━━ Data in this exercise

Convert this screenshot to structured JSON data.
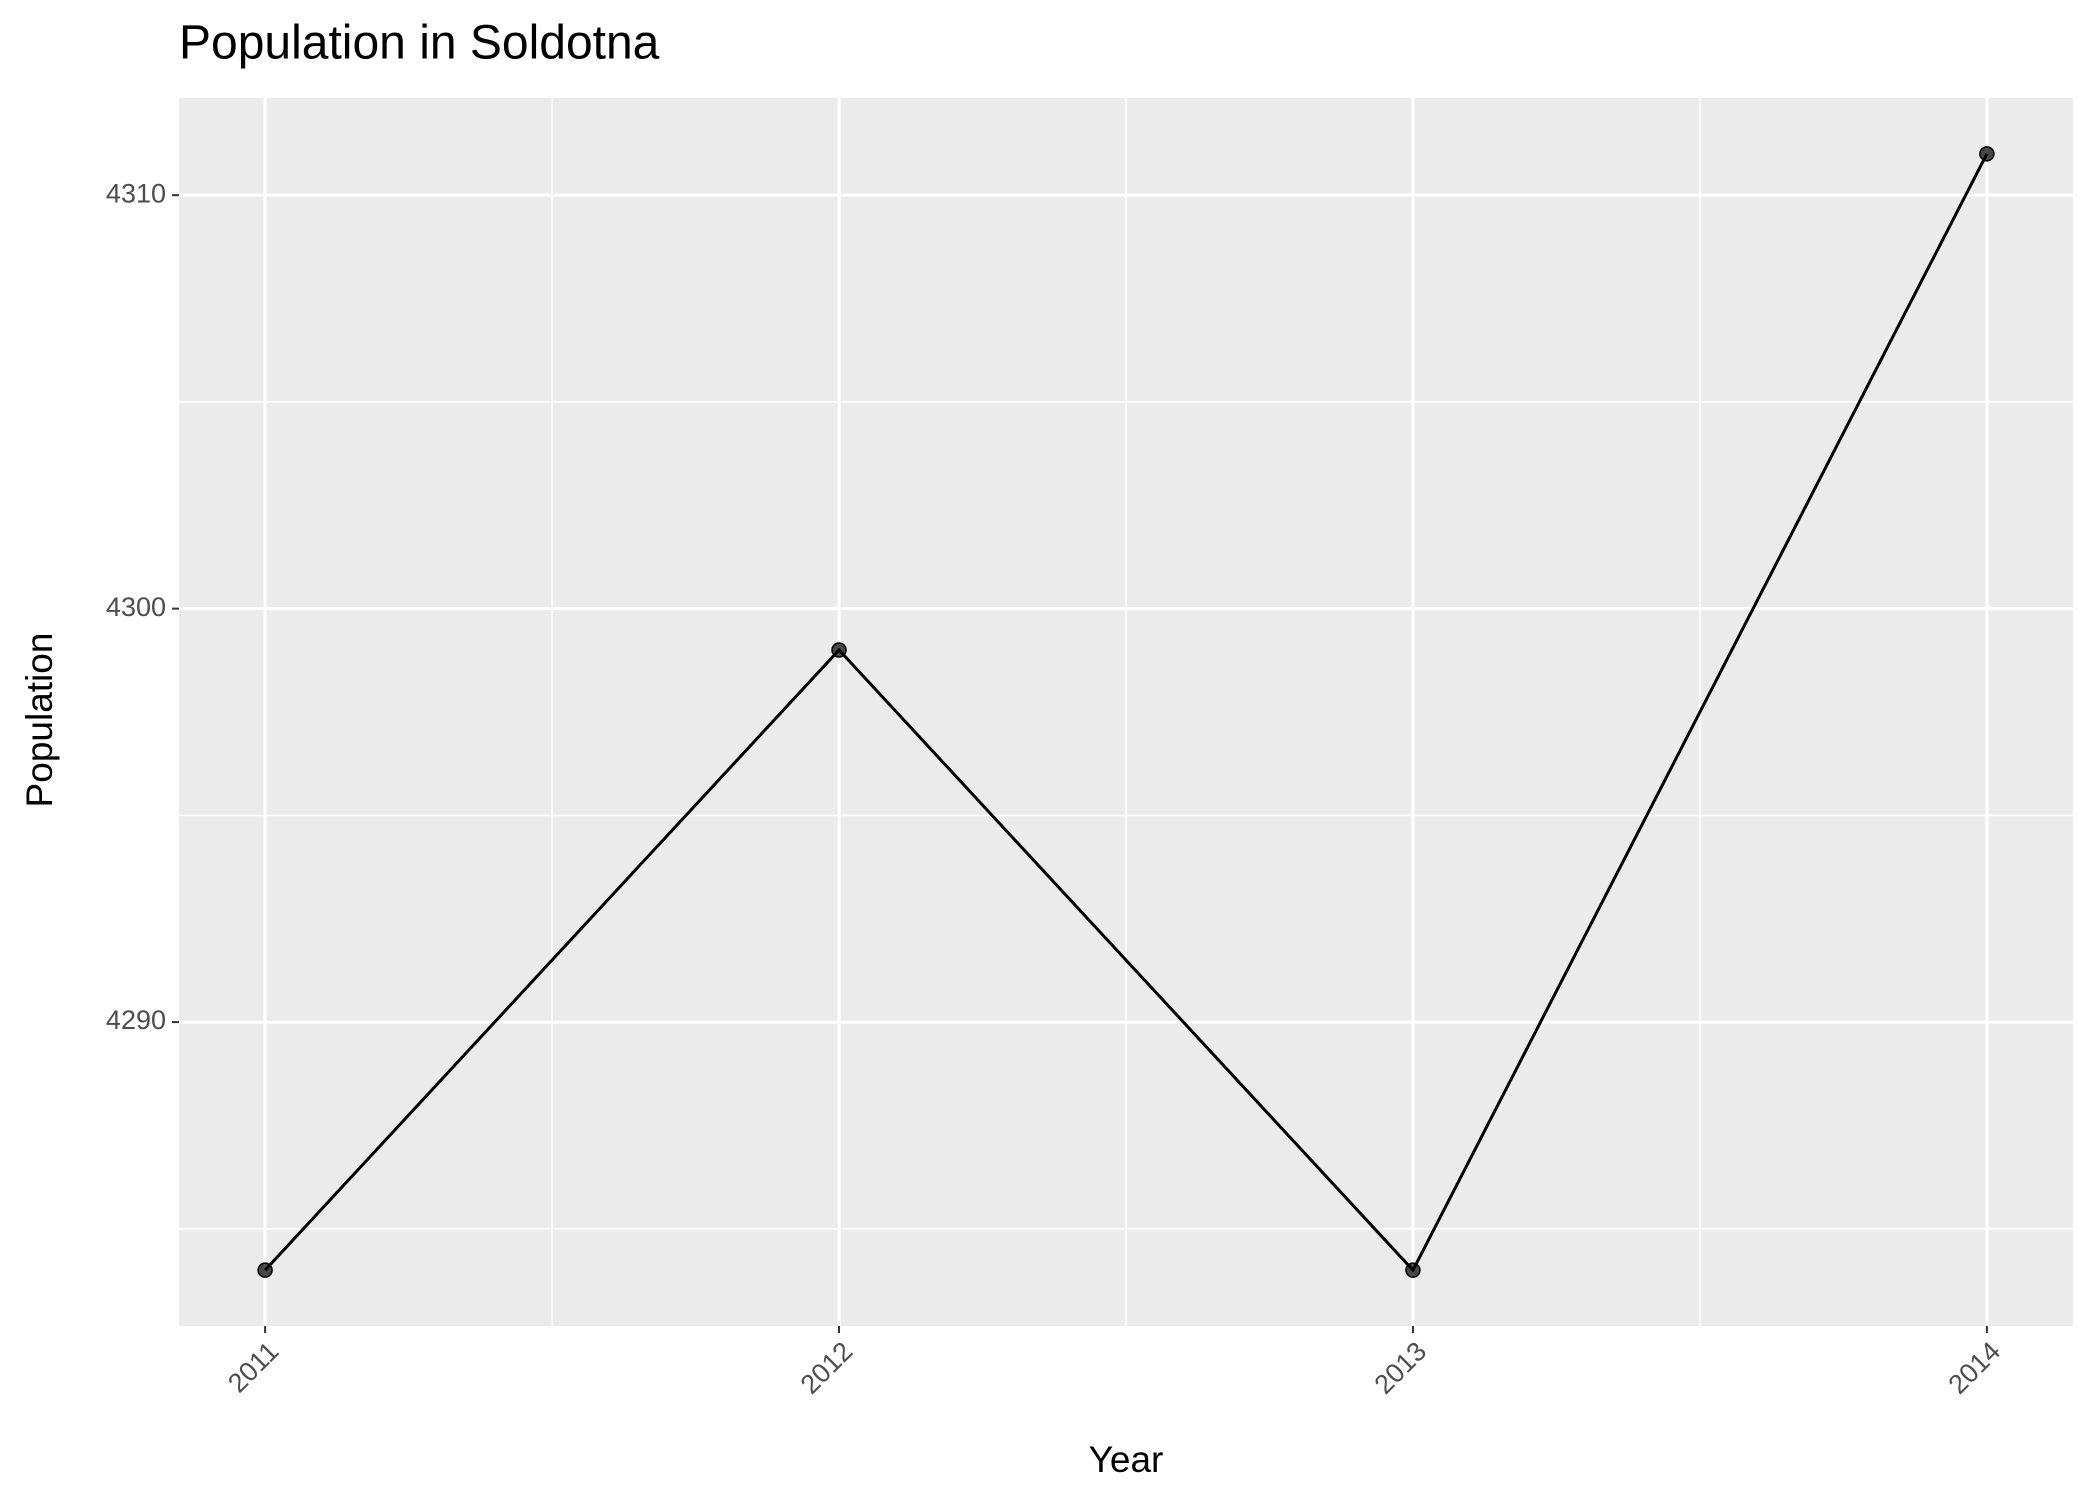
{
  "chart_data": {
    "type": "line",
    "title": "Population in Soldotna",
    "x_label": "Year",
    "y_label": "Population",
    "x": [
      2011,
      2012,
      2013,
      2014
    ],
    "series": [
      {
        "name": "Population",
        "color": "#000000",
        "values": [
          4284,
          4299,
          4284,
          4311
        ]
      }
    ],
    "xlim": [
      2010.85,
      2014.15
    ],
    "xticks": [
      2011,
      2012,
      2013,
      2014
    ],
    "x_minor_ticks": [
      2011.5,
      2012.5,
      2013.5
    ],
    "ylim": [
      4282.65,
      4312.35
    ],
    "yticks": [
      4290,
      4300,
      4310
    ],
    "y_minor_ticks": [
      4285,
      4295,
      4305
    ],
    "grid": true
  }
}
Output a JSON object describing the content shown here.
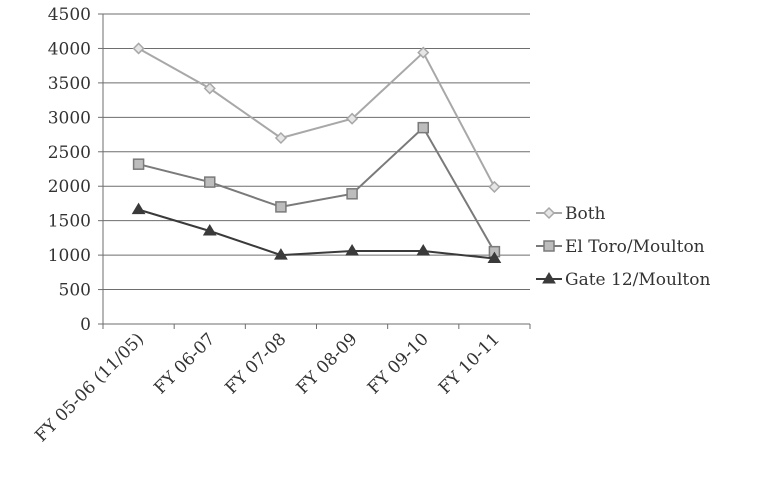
{
  "chart_data": {
    "type": "line",
    "categories": [
      "FY 05-06 (11/05)",
      "FY 06-07",
      "FY 07-08",
      "FY 08-09",
      "FY 09-10",
      "FY 10-11"
    ],
    "ylim": [
      0,
      4500
    ],
    "yticks": [
      0,
      500,
      1000,
      1500,
      2000,
      2500,
      3000,
      3500,
      4000,
      4500
    ],
    "grid": true,
    "legend_position": "right",
    "series": [
      {
        "name": "Both",
        "marker": "diamond",
        "color": "#a8a8a8",
        "values": [
          4000,
          3420,
          2700,
          2980,
          3940,
          1990
        ]
      },
      {
        "name": "El Toro/Moulton",
        "marker": "square",
        "color": "#7a7a7a",
        "values": [
          2320,
          2060,
          1700,
          1890,
          2850,
          1050
        ]
      },
      {
        "name": "Gate 12/Moulton",
        "marker": "triangle",
        "color": "#3a3a3a",
        "values": [
          1660,
          1350,
          1000,
          1060,
          1060,
          950
        ]
      }
    ]
  }
}
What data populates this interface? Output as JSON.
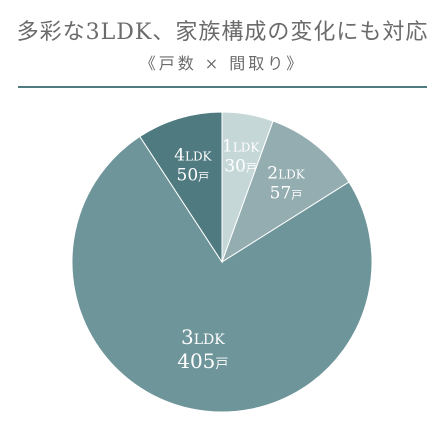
{
  "header": {
    "title": "多彩な3LDK、家族構成の変化にも対応",
    "subtitle": "《戸数 × 間取り》"
  },
  "colors": {
    "accent": "#4f7a80",
    "slices": [
      "#c6d7d8",
      "#93adb0",
      "#6e959a",
      "#4e7a80"
    ]
  },
  "chart_data": {
    "type": "pie",
    "title": "多彩な3LDK、家族構成の変化にも対応",
    "subtitle": "《戸数 × 間取り》",
    "unit": "戸",
    "slices": [
      {
        "label": "1LDK",
        "value": 30,
        "display_value": "30戸"
      },
      {
        "label": "2LDK",
        "value": 57,
        "display_value": "57戸"
      },
      {
        "label": "3LDK",
        "value": 405,
        "display_value": "405戸"
      },
      {
        "label": "4LDK",
        "value": 50,
        "display_value": "50戸"
      }
    ]
  }
}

━━━━

- _Written instruction_: Filter the records, keeping only lines that contain "Output", and show those lines.

- _Exercise result_:
Output a JSON object describing the content shown here.
What data populates this interface? Output as JSON.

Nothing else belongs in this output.